Records for this task:

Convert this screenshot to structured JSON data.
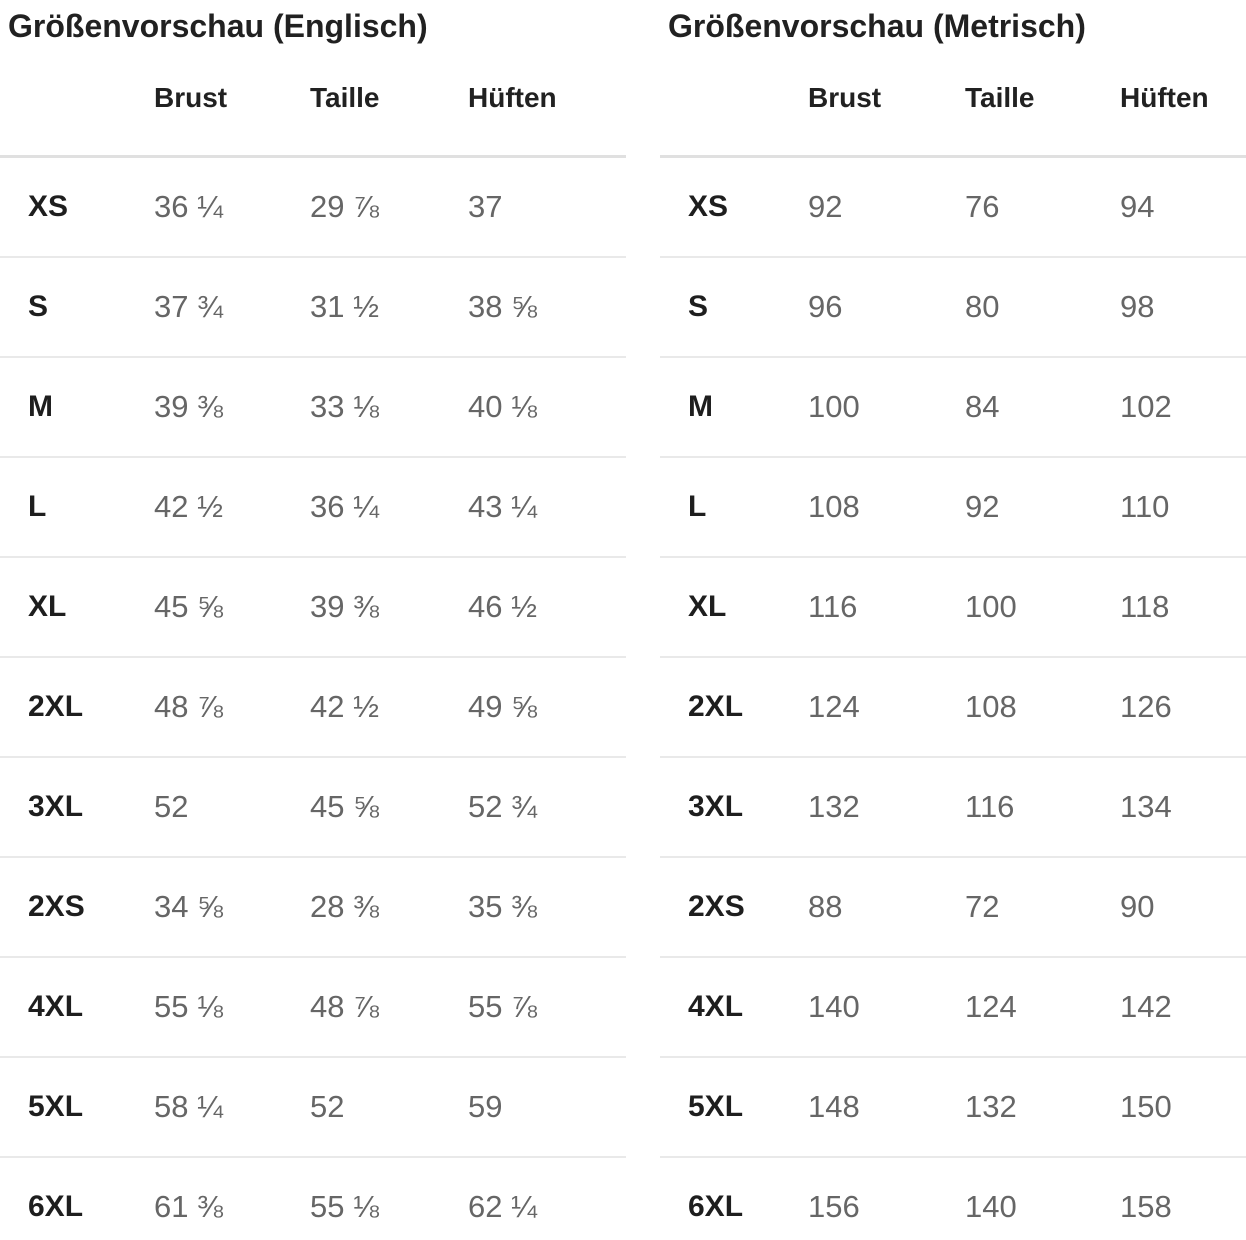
{
  "tables": [
    {
      "title": "Größenvorschau (Englisch)",
      "columns": [
        "Brust",
        "Taille",
        "Hüften"
      ],
      "rows": [
        {
          "size": "XS",
          "values": [
            "36 ¼",
            "29 ⅞",
            "37"
          ]
        },
        {
          "size": "S",
          "values": [
            "37 ¾",
            "31 ½",
            "38 ⅝"
          ]
        },
        {
          "size": "M",
          "values": [
            "39 ⅜",
            "33 ⅛",
            "40 ⅛"
          ]
        },
        {
          "size": "L",
          "values": [
            "42 ½",
            "36 ¼",
            "43 ¼"
          ]
        },
        {
          "size": "XL",
          "values": [
            "45 ⅝",
            "39 ⅜",
            "46 ½"
          ]
        },
        {
          "size": "2XL",
          "values": [
            "48 ⅞",
            "42 ½",
            "49 ⅝"
          ]
        },
        {
          "size": "3XL",
          "values": [
            "52",
            "45 ⅝",
            "52 ¾"
          ]
        },
        {
          "size": "2XS",
          "values": [
            "34 ⅝",
            "28 ⅜",
            "35 ⅜"
          ]
        },
        {
          "size": "4XL",
          "values": [
            "55 ⅛",
            "48 ⅞",
            "55 ⅞"
          ]
        },
        {
          "size": "5XL",
          "values": [
            "58 ¼",
            "52",
            "59"
          ]
        },
        {
          "size": "6XL",
          "values": [
            "61 ⅜",
            "55 ⅛",
            "62 ¼"
          ]
        }
      ]
    },
    {
      "title": "Größenvorschau (Metrisch)",
      "columns": [
        "Brust",
        "Taille",
        "Hüften"
      ],
      "rows": [
        {
          "size": "XS",
          "values": [
            "92",
            "76",
            "94"
          ]
        },
        {
          "size": "S",
          "values": [
            "96",
            "80",
            "98"
          ]
        },
        {
          "size": "M",
          "values": [
            "100",
            "84",
            "102"
          ]
        },
        {
          "size": "L",
          "values": [
            "108",
            "92",
            "110"
          ]
        },
        {
          "size": "XL",
          "values": [
            "116",
            "100",
            "118"
          ]
        },
        {
          "size": "2XL",
          "values": [
            "124",
            "108",
            "126"
          ]
        },
        {
          "size": "3XL",
          "values": [
            "132",
            "116",
            "134"
          ]
        },
        {
          "size": "2XS",
          "values": [
            "88",
            "72",
            "90"
          ]
        },
        {
          "size": "4XL",
          "values": [
            "140",
            "124",
            "142"
          ]
        },
        {
          "size": "5XL",
          "values": [
            "148",
            "132",
            "150"
          ]
        },
        {
          "size": "6XL",
          "values": [
            "156",
            "140",
            "158"
          ]
        }
      ]
    }
  ],
  "colors": {
    "heading_text": "#212121",
    "value_text": "#666666",
    "header_rule": "#e0e0e0",
    "row_rule": "#e9e9e9",
    "background": "#ffffff"
  }
}
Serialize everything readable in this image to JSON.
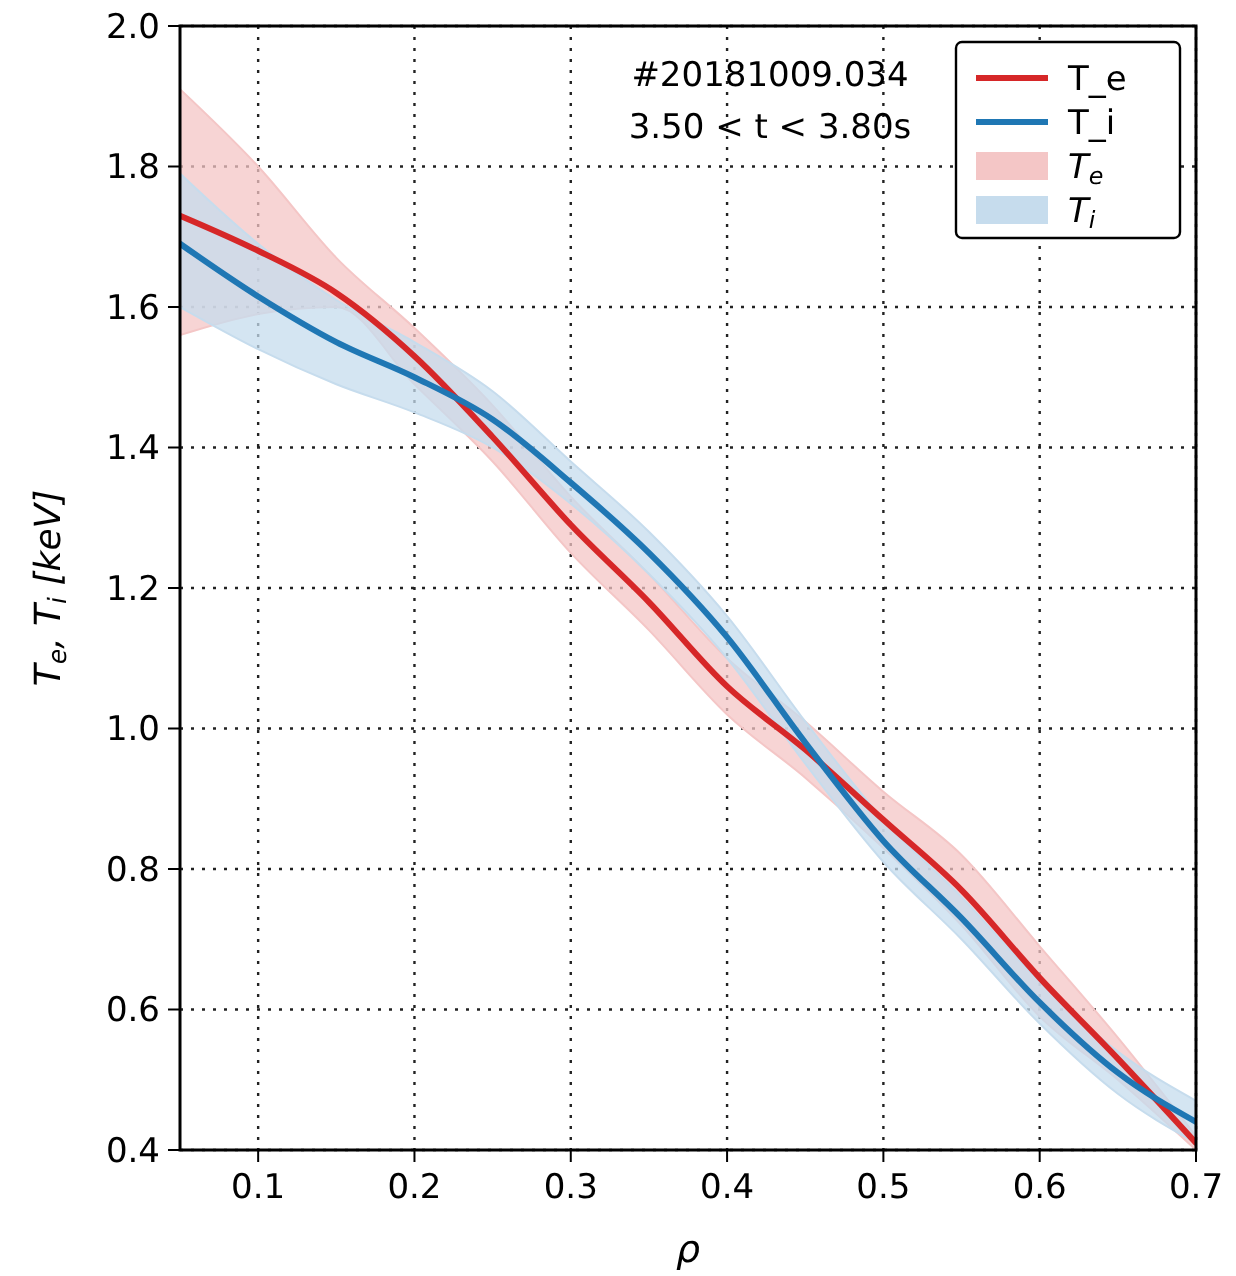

Aim of the task: Pictures in the records should not appear in your copy, but everything else must be transcribed exactly.

Task result:
Convert this screenshot to structured JSON data.
{
  "tables": [
    {
      "title": "Größenvorschau (Englisch)",
      "columns": [
        "Brust",
        "Taille",
        "Hüften"
      ],
      "rows": [
        {
          "size": "XS",
          "values": [
            "36 ¼",
            "29 ⅞",
            "37"
          ]
        },
        {
          "size": "S",
          "values": [
            "37 ¾",
            "31 ½",
            "38 ⅝"
          ]
        },
        {
          "size": "M",
          "values": [
            "39 ⅜",
            "33 ⅛",
            "40 ⅛"
          ]
        },
        {
          "size": "L",
          "values": [
            "42 ½",
            "36 ¼",
            "43 ¼"
          ]
        },
        {
          "size": "XL",
          "values": [
            "45 ⅝",
            "39 ⅜",
            "46 ½"
          ]
        },
        {
          "size": "2XL",
          "values": [
            "48 ⅞",
            "42 ½",
            "49 ⅝"
          ]
        },
        {
          "size": "3XL",
          "values": [
            "52",
            "45 ⅝",
            "52 ¾"
          ]
        },
        {
          "size": "2XS",
          "values": [
            "34 ⅝",
            "28 ⅜",
            "35 ⅜"
          ]
        },
        {
          "size": "4XL",
          "values": [
            "55 ⅛",
            "48 ⅞",
            "55 ⅞"
          ]
        },
        {
          "size": "5XL",
          "values": [
            "58 ¼",
            "52",
            "59"
          ]
        },
        {
          "size": "6XL",
          "values": [
            "61 ⅜",
            "55 ⅛",
            "62 ¼"
          ]
        }
      ]
    },
    {
      "title": "Größenvorschau (Metrisch)",
      "columns": [
        "Brust",
        "Taille",
        "Hüften"
      ],
      "rows": [
        {
          "size": "XS",
          "values": [
            "92",
            "76",
            "94"
          ]
        },
        {
          "size": "S",
          "values": [
            "96",
            "80",
            "98"
          ]
        },
        {
          "size": "M",
          "values": [
            "100",
            "84",
            "102"
          ]
        },
        {
          "size": "L",
          "values": [
            "108",
            "92",
            "110"
          ]
        },
        {
          "size": "XL",
          "values": [
            "116",
            "100",
            "118"
          ]
        },
        {
          "size": "2XL",
          "values": [
            "124",
            "108",
            "126"
          ]
        },
        {
          "size": "3XL",
          "values": [
            "132",
            "116",
            "134"
          ]
        },
        {
          "size": "2XS",
          "values": [
            "88",
            "72",
            "90"
          ]
        },
        {
          "size": "4XL",
          "values": [
            "140",
            "124",
            "142"
          ]
        },
        {
          "size": "5XL",
          "values": [
            "148",
            "132",
            "150"
          ]
        },
        {
          "size": "6XL",
          "values": [
            "156",
            "140",
            "158"
          ]
        }
      ]
    }
  ],
  "colors": {
    "heading_text": "#212121",
    "value_text": "#666666",
    "header_rule": "#e0e0e0",
    "row_rule": "#e9e9e9",
    "background": "#ffffff"
  }
}
Serialize everything readable in this image to JSON.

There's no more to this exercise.